◆ WORK TO COMPLETE
Below is a block of records: output all of them exactly and leave out the pictures.

◆ Excerpts from a figure dataset
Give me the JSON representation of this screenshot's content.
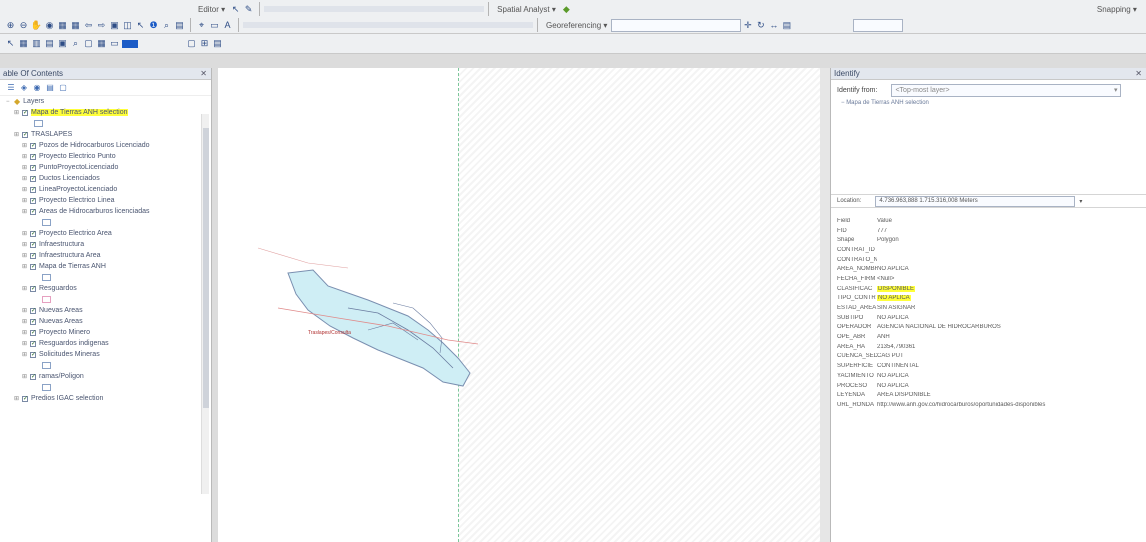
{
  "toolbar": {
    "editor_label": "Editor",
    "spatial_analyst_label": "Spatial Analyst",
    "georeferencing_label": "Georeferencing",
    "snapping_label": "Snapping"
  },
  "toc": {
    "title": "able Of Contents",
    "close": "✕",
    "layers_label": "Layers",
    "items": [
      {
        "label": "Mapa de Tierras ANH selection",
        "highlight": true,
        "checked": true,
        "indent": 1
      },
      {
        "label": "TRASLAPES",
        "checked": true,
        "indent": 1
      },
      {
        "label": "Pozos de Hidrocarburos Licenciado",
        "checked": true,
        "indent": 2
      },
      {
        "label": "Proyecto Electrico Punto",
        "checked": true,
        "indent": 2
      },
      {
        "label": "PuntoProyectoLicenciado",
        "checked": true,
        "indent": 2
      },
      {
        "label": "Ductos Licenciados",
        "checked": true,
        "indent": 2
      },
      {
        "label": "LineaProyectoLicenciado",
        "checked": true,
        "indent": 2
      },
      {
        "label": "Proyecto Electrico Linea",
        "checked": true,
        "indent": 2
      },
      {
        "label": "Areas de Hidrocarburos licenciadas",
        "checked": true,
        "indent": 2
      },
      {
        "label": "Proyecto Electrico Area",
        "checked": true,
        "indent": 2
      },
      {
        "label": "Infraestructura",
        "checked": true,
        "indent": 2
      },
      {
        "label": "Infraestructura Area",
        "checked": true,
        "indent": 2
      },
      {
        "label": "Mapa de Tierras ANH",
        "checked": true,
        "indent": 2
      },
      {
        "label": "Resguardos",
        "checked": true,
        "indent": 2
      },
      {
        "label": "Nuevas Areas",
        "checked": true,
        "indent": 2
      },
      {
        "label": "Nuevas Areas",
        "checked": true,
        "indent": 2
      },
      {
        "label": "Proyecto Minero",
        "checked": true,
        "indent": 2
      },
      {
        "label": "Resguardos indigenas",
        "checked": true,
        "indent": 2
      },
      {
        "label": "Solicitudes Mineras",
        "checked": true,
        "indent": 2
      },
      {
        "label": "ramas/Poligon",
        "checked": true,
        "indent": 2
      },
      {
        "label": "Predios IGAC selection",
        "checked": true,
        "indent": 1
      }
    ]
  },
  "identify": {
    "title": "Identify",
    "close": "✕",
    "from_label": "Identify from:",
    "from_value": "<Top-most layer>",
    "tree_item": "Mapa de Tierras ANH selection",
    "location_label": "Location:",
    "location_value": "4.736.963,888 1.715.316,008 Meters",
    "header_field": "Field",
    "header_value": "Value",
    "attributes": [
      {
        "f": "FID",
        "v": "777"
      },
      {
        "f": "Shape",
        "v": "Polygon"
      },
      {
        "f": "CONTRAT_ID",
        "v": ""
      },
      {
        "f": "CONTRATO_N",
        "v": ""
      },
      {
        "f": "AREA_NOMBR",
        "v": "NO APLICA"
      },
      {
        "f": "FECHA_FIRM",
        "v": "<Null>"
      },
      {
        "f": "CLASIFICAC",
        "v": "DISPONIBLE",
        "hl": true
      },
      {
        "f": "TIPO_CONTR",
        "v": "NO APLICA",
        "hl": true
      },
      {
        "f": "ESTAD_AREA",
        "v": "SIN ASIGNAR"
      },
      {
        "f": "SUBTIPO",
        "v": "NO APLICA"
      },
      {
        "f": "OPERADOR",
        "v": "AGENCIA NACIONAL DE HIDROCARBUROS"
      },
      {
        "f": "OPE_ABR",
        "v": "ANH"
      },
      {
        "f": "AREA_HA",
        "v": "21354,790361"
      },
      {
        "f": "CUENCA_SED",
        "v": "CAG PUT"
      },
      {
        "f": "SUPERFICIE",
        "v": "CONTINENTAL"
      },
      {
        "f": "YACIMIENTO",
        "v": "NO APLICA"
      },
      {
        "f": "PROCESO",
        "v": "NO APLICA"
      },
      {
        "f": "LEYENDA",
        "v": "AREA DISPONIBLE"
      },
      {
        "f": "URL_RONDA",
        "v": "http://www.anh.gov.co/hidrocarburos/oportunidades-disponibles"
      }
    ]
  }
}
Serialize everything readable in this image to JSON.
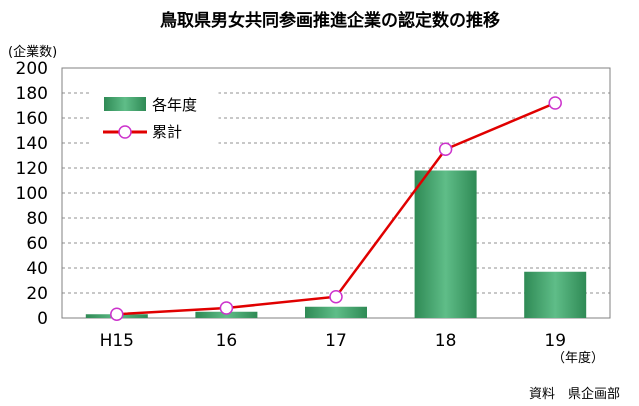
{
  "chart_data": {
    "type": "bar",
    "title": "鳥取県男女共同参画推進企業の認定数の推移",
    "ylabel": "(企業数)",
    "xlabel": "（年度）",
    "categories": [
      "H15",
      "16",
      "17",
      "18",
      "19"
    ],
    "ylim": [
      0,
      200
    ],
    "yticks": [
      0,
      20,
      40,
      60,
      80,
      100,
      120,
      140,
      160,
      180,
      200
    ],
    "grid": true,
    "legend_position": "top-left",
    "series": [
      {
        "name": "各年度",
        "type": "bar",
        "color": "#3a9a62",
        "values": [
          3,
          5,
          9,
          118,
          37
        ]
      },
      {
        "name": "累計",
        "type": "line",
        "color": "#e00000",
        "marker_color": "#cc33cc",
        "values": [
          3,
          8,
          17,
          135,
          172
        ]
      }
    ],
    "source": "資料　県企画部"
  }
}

◆ RESPONSE TO THE EXERCISE
Give me the JSON representation of this screenshot's content.
{
  "toolbar": {
    "editor_label": "Editor",
    "spatial_analyst_label": "Spatial Analyst",
    "georeferencing_label": "Georeferencing",
    "snapping_label": "Snapping"
  },
  "toc": {
    "title": "able Of Contents",
    "close": "✕",
    "layers_label": "Layers",
    "items": [
      {
        "label": "Mapa de Tierras ANH selection",
        "highlight": true,
        "checked": true,
        "indent": 1
      },
      {
        "label": "TRASLAPES",
        "checked": true,
        "indent": 1
      },
      {
        "label": "Pozos de Hidrocarburos Licenciado",
        "checked": true,
        "indent": 2
      },
      {
        "label": "Proyecto Electrico Punto",
        "checked": true,
        "indent": 2
      },
      {
        "label": "PuntoProyectoLicenciado",
        "checked": true,
        "indent": 2
      },
      {
        "label": "Ductos Licenciados",
        "checked": true,
        "indent": 2
      },
      {
        "label": "LineaProyectoLicenciado",
        "checked": true,
        "indent": 2
      },
      {
        "label": "Proyecto Electrico Linea",
        "checked": true,
        "indent": 2
      },
      {
        "label": "Areas de Hidrocarburos licenciadas",
        "checked": true,
        "indent": 2
      },
      {
        "label": "Proyecto Electrico Area",
        "checked": true,
        "indent": 2
      },
      {
        "label": "Infraestructura",
        "checked": true,
        "indent": 2
      },
      {
        "label": "Infraestructura Area",
        "checked": true,
        "indent": 2
      },
      {
        "label": "Mapa de Tierras ANH",
        "checked": true,
        "indent": 2
      },
      {
        "label": "Resguardos",
        "checked": true,
        "indent": 2
      },
      {
        "label": "Nuevas Areas",
        "checked": true,
        "indent": 2
      },
      {
        "label": "Nuevas Areas",
        "checked": true,
        "indent": 2
      },
      {
        "label": "Proyecto Minero",
        "checked": true,
        "indent": 2
      },
      {
        "label": "Resguardos indigenas",
        "checked": true,
        "indent": 2
      },
      {
        "label": "Solicitudes Mineras",
        "checked": true,
        "indent": 2
      },
      {
        "label": "ramas/Poligon",
        "checked": true,
        "indent": 2
      },
      {
        "label": "Predios IGAC selection",
        "checked": true,
        "indent": 1
      }
    ]
  },
  "identify": {
    "title": "Identify",
    "close": "✕",
    "from_label": "Identify from:",
    "from_value": "<Top-most layer>",
    "tree_item": "Mapa de Tierras ANH selection",
    "location_label": "Location:",
    "location_value": "4.736.963,888 1.715.316,008 Meters",
    "header_field": "Field",
    "header_value": "Value",
    "attributes": [
      {
        "f": "FID",
        "v": "777"
      },
      {
        "f": "Shape",
        "v": "Polygon"
      },
      {
        "f": "CONTRAT_ID",
        "v": ""
      },
      {
        "f": "CONTRATO_N",
        "v": ""
      },
      {
        "f": "AREA_NOMBR",
        "v": "NO APLICA"
      },
      {
        "f": "FECHA_FIRM",
        "v": "<Null>"
      },
      {
        "f": "CLASIFICAC",
        "v": "DISPONIBLE",
        "hl": true
      },
      {
        "f": "TIPO_CONTR",
        "v": "NO APLICA",
        "hl": true
      },
      {
        "f": "ESTAD_AREA",
        "v": "SIN ASIGNAR"
      },
      {
        "f": "SUBTIPO",
        "v": "NO APLICA"
      },
      {
        "f": "OPERADOR",
        "v": "AGENCIA NACIONAL DE HIDROCARBUROS"
      },
      {
        "f": "OPE_ABR",
        "v": "ANH"
      },
      {
        "f": "AREA_HA",
        "v": "21354,790361"
      },
      {
        "f": "CUENCA_SED",
        "v": "CAG PUT"
      },
      {
        "f": "SUPERFICIE",
        "v": "CONTINENTAL"
      },
      {
        "f": "YACIMIENTO",
        "v": "NO APLICA"
      },
      {
        "f": "PROCESO",
        "v": "NO APLICA"
      },
      {
        "f": "LEYENDA",
        "v": "AREA DISPONIBLE"
      },
      {
        "f": "URL_RONDA",
        "v": "http://www.anh.gov.co/hidrocarburos/oportunidades-disponibles"
      }
    ]
  }
}
Serialize everything readable in this image to JSON.
{
  "chart_data": {
    "type": "bar",
    "title": "鳥取県男女共同参画推進企業の認定数の推移",
    "ylabel": "(企業数)",
    "xlabel": "（年度）",
    "categories": [
      "H15",
      "16",
      "17",
      "18",
      "19"
    ],
    "ylim": [
      0,
      200
    ],
    "yticks": [
      0,
      20,
      40,
      60,
      80,
      100,
      120,
      140,
      160,
      180,
      200
    ],
    "grid": true,
    "legend_position": "top-left",
    "series": [
      {
        "name": "各年度",
        "type": "bar",
        "color": "#3a9a62",
        "values": [
          3,
          5,
          9,
          118,
          37
        ]
      },
      {
        "name": "累計",
        "type": "line",
        "color": "#e00000",
        "marker_color": "#cc33cc",
        "values": [
          3,
          8,
          17,
          135,
          172
        ]
      }
    ],
    "source": "資料　県企画部"
  }
}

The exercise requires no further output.